++++ Provided data

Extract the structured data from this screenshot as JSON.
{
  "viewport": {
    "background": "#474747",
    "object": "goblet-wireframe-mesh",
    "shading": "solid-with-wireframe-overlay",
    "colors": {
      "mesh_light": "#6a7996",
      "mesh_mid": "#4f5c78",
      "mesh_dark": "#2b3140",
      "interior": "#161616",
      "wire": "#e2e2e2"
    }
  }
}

++++++++

▶ _Task to carry out_
The entries above should be repeated exactly, every one of them.

▶ _Exercise output_
Extract the structured data from this screenshot as JSON.
{
  "viewport": {
    "background": "#474747",
    "object": "goblet-wireframe-mesh",
    "shading": "solid-with-wireframe-overlay",
    "colors": {
      "mesh_light": "#6a7996",
      "mesh_mid": "#4f5c78",
      "mesh_dark": "#2b3140",
      "interior": "#161616",
      "wire": "#e2e2e2"
    }
  }
}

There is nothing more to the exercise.